-- Begin ENTRIES PROVIDED --

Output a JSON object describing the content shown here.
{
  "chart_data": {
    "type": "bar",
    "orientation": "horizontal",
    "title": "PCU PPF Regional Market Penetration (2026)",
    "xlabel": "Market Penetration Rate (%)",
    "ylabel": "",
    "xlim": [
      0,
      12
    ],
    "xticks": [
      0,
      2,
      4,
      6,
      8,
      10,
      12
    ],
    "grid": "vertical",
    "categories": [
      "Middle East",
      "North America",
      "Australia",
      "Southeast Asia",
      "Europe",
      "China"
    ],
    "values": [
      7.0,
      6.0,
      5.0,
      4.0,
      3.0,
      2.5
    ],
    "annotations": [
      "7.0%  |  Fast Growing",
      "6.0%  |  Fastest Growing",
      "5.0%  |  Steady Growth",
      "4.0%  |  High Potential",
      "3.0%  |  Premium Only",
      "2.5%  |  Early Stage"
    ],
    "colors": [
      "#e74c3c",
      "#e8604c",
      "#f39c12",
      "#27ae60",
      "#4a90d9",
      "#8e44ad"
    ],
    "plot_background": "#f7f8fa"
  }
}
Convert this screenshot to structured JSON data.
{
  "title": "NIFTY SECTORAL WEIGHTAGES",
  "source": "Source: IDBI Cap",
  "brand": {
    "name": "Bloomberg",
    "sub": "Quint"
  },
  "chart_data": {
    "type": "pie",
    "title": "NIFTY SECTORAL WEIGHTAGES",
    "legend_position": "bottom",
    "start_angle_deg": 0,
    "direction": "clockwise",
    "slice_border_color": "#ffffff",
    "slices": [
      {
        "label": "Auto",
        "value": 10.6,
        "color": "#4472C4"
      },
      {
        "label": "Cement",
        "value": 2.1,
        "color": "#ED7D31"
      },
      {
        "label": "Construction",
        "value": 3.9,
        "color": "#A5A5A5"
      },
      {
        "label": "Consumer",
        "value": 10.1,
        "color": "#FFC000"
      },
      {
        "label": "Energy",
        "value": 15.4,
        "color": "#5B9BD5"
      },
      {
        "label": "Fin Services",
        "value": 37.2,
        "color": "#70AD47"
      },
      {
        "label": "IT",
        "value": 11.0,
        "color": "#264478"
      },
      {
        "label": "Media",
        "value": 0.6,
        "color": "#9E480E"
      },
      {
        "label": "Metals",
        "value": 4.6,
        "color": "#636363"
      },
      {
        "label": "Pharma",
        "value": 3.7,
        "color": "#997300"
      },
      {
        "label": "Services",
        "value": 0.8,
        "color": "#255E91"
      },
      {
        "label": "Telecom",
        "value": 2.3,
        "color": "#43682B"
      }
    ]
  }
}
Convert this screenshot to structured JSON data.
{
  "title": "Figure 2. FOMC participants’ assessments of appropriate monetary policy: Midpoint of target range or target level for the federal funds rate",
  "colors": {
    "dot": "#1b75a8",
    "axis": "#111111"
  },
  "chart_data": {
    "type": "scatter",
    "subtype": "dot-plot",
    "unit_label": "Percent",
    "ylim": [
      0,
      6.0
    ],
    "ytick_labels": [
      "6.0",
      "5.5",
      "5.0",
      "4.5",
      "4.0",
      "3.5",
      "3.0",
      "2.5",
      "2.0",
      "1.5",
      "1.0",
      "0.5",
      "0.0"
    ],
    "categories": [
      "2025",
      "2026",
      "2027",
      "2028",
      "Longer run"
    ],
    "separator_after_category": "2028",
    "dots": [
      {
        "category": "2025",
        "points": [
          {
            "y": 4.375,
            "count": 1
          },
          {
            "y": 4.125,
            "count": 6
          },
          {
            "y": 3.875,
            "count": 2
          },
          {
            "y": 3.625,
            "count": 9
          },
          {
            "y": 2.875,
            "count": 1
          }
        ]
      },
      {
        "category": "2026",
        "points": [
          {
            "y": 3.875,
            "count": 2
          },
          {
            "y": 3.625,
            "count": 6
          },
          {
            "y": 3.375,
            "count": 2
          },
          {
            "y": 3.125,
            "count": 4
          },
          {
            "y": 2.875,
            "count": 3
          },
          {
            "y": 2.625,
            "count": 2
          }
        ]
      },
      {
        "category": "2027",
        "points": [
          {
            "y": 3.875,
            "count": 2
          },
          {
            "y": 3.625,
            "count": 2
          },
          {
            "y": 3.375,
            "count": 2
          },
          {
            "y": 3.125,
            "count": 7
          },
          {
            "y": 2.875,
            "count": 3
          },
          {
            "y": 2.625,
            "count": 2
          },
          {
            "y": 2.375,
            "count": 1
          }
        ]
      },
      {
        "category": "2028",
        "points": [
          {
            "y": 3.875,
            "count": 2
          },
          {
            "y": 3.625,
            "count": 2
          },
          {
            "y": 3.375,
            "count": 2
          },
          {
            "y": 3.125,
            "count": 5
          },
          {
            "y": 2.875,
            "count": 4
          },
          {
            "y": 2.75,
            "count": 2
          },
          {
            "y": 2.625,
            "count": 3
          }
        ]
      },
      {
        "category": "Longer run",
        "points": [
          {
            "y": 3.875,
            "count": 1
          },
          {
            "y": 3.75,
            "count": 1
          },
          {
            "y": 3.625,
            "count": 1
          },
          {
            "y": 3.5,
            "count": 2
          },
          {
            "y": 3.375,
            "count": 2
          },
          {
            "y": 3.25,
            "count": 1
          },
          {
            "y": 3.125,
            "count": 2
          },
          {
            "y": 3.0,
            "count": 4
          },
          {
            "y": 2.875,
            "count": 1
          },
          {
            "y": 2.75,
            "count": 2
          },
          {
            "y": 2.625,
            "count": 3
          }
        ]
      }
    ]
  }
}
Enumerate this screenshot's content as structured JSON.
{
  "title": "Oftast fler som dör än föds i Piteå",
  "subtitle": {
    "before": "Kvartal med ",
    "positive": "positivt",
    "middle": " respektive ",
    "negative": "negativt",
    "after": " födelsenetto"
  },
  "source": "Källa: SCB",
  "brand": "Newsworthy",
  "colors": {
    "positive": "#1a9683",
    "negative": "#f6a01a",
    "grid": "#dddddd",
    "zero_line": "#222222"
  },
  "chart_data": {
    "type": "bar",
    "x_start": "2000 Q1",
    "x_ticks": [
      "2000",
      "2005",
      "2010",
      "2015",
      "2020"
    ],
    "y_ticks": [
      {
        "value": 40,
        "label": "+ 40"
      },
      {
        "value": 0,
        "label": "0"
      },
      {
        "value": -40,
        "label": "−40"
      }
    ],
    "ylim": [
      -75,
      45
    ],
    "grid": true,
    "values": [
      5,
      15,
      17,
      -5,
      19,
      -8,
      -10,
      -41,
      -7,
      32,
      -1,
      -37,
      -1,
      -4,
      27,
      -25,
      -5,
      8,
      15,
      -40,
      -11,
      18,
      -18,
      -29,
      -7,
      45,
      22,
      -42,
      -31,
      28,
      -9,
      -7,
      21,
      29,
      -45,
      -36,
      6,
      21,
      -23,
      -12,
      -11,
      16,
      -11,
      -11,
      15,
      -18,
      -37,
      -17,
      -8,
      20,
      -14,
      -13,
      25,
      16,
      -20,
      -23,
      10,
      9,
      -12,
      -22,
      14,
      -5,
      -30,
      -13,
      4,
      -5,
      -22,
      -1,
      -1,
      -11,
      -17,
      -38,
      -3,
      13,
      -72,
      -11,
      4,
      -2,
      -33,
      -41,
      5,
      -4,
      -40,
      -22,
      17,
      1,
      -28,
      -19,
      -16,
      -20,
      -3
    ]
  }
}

-- End ENTRIES PROVIDED --

WHAT IS ASKED >> Repeat the data exactly. Leave nothing out.

EXPECTED ANSWER >>
Output a JSON object describing the content shown here.
{
  "chart_data": {
    "type": "bar",
    "orientation": "horizontal",
    "title": "PCU PPF Regional Market Penetration (2026)",
    "xlabel": "Market Penetration Rate (%)",
    "ylabel": "",
    "xlim": [
      0,
      12
    ],
    "xticks": [
      0,
      2,
      4,
      6,
      8,
      10,
      12
    ],
    "grid": "vertical",
    "categories": [
      "Middle East",
      "North America",
      "Australia",
      "Southeast Asia",
      "Europe",
      "China"
    ],
    "values": [
      7.0,
      6.0,
      5.0,
      4.0,
      3.0,
      2.5
    ],
    "annotations": [
      "7.0%  |  Fast Growing",
      "6.0%  |  Fastest Growing",
      "5.0%  |  Steady Growth",
      "4.0%  |  High Potential",
      "3.0%  |  Premium Only",
      "2.5%  |  Early Stage"
    ],
    "colors": [
      "#e74c3c",
      "#e8604c",
      "#f39c12",
      "#27ae60",
      "#4a90d9",
      "#8e44ad"
    ],
    "plot_background": "#f7f8fa"
  }
}
Convert this screenshot to structured JSON data.
{
  "title": "NIFTY SECTORAL WEIGHTAGES",
  "source": "Source: IDBI Cap",
  "brand": {
    "name": "Bloomberg",
    "sub": "Quint"
  },
  "chart_data": {
    "type": "pie",
    "title": "NIFTY SECTORAL WEIGHTAGES",
    "legend_position": "bottom",
    "start_angle_deg": 0,
    "direction": "clockwise",
    "slice_border_color": "#ffffff",
    "slices": [
      {
        "label": "Auto",
        "value": 10.6,
        "color": "#4472C4"
      },
      {
        "label": "Cement",
        "value": 2.1,
        "color": "#ED7D31"
      },
      {
        "label": "Construction",
        "value": 3.9,
        "color": "#A5A5A5"
      },
      {
        "label": "Consumer",
        "value": 10.1,
        "color": "#FFC000"
      },
      {
        "label": "Energy",
        "value": 15.4,
        "color": "#5B9BD5"
      },
      {
        "label": "Fin Services",
        "value": 37.2,
        "color": "#70AD47"
      },
      {
        "label": "IT",
        "value": 11.0,
        "color": "#264478"
      },
      {
        "label": "Media",
        "value": 0.6,
        "color": "#9E480E"
      },
      {
        "label": "Metals",
        "value": 4.6,
        "color": "#636363"
      },
      {
        "label": "Pharma",
        "value": 3.7,
        "color": "#997300"
      },
      {
        "label": "Services",
        "value": 0.8,
        "color": "#255E91"
      },
      {
        "label": "Telecom",
        "value": 2.3,
        "color": "#43682B"
      }
    ]
  }
}
Convert this screenshot to structured JSON data.
{
  "title": "Figure 2. FOMC participants’ assessments of appropriate monetary policy: Midpoint of target range or target level for the federal funds rate",
  "colors": {
    "dot": "#1b75a8",
    "axis": "#111111"
  },
  "chart_data": {
    "type": "scatter",
    "subtype": "dot-plot",
    "unit_label": "Percent",
    "ylim": [
      0,
      6.0
    ],
    "ytick_labels": [
      "6.0",
      "5.5",
      "5.0",
      "4.5",
      "4.0",
      "3.5",
      "3.0",
      "2.5",
      "2.0",
      "1.5",
      "1.0",
      "0.5",
      "0.0"
    ],
    "categories": [
      "2025",
      "2026",
      "2027",
      "2028",
      "Longer run"
    ],
    "separator_after_category": "2028",
    "dots": [
      {
        "category": "2025",
        "points": [
          {
            "y": 4.375,
            "count": 1
          },
          {
            "y": 4.125,
            "count": 6
          },
          {
            "y": 3.875,
            "count": 2
          },
          {
            "y": 3.625,
            "count": 9
          },
          {
            "y": 2.875,
            "count": 1
          }
        ]
      },
      {
        "category": "2026",
        "points": [
          {
            "y": 3.875,
            "count": 2
          },
          {
            "y": 3.625,
            "count": 6
          },
          {
            "y": 3.375,
            "count": 2
          },
          {
            "y": 3.125,
            "count": 4
          },
          {
            "y": 2.875,
            "count": 3
          },
          {
            "y": 2.625,
            "count": 2
          }
        ]
      },
      {
        "category": "2027",
        "points": [
          {
            "y": 3.875,
            "count": 2
          },
          {
            "y": 3.625,
            "count": 2
          },
          {
            "y": 3.375,
            "count": 2
          },
          {
            "y": 3.125,
            "count": 7
          },
          {
            "y": 2.875,
            "count": 3
          },
          {
            "y": 2.625,
            "count": 2
          },
          {
            "y": 2.375,
            "count": 1
          }
        ]
      },
      {
        "category": "2028",
        "points": [
          {
            "y": 3.875,
            "count": 2
          },
          {
            "y": 3.625,
            "count": 2
          },
          {
            "y": 3.375,
            "count": 2
          },
          {
            "y": 3.125,
            "count": 5
          },
          {
            "y": 2.875,
            "count": 4
          },
          {
            "y": 2.75,
            "count": 2
          },
          {
            "y": 2.625,
            "count": 3
          }
        ]
      },
      {
        "category": "Longer run",
        "points": [
          {
            "y": 3.875,
            "count": 1
          },
          {
            "y": 3.75,
            "count": 1
          },
          {
            "y": 3.625,
            "count": 1
          },
          {
            "y": 3.5,
            "count": 2
          },
          {
            "y": 3.375,
            "count": 2
          },
          {
            "y": 3.25,
            "count": 1
          },
          {
            "y": 3.125,
            "count": 2
          },
          {
            "y": 3.0,
            "count": 4
          },
          {
            "y": 2.875,
            "count": 1
          },
          {
            "y": 2.75,
            "count": 2
          },
          {
            "y": 2.625,
            "count": 3
          }
        ]
      }
    ]
  }
}
Enumerate this screenshot's content as structured JSON.
{
  "title": "Oftast fler som dör än föds i Piteå",
  "subtitle": {
    "before": "Kvartal med ",
    "positive": "positivt",
    "middle": " respektive ",
    "negative": "negativt",
    "after": " födelsenetto"
  },
  "source": "Källa: SCB",
  "brand": "Newsworthy",
  "colors": {
    "positive": "#1a9683",
    "negative": "#f6a01a",
    "grid": "#dddddd",
    "zero_line": "#222222"
  },
  "chart_data": {
    "type": "bar",
    "x_start": "2000 Q1",
    "x_ticks": [
      "2000",
      "2005",
      "2010",
      "2015",
      "2020"
    ],
    "y_ticks": [
      {
        "value": 40,
        "label": "+ 40"
      },
      {
        "value": 0,
        "label": "0"
      },
      {
        "value": -40,
        "label": "−40"
      }
    ],
    "ylim": [
      -75,
      45
    ],
    "grid": true,
    "values": [
      5,
      15,
      17,
      -5,
      19,
      -8,
      -10,
      -41,
      -7,
      32,
      -1,
      -37,
      -1,
      -4,
      27,
      -25,
      -5,
      8,
      15,
      -40,
      -11,
      18,
      -18,
      -29,
      -7,
      45,
      22,
      -42,
      -31,
      28,
      -9,
      -7,
      21,
      29,
      -45,
      -36,
      6,
      21,
      -23,
      -12,
      -11,
      16,
      -11,
      -11,
      15,
      -18,
      -37,
      -17,
      -8,
      20,
      -14,
      -13,
      25,
      16,
      -20,
      -23,
      10,
      9,
      -12,
      -22,
      14,
      -5,
      -30,
      -13,
      4,
      -5,
      -22,
      -1,
      -1,
      -11,
      -17,
      -38,
      -3,
      13,
      -72,
      -11,
      4,
      -2,
      -33,
      -41,
      5,
      -4,
      -40,
      -22,
      17,
      1,
      -28,
      -19,
      -16,
      -20,
      -3
    ]
  }
}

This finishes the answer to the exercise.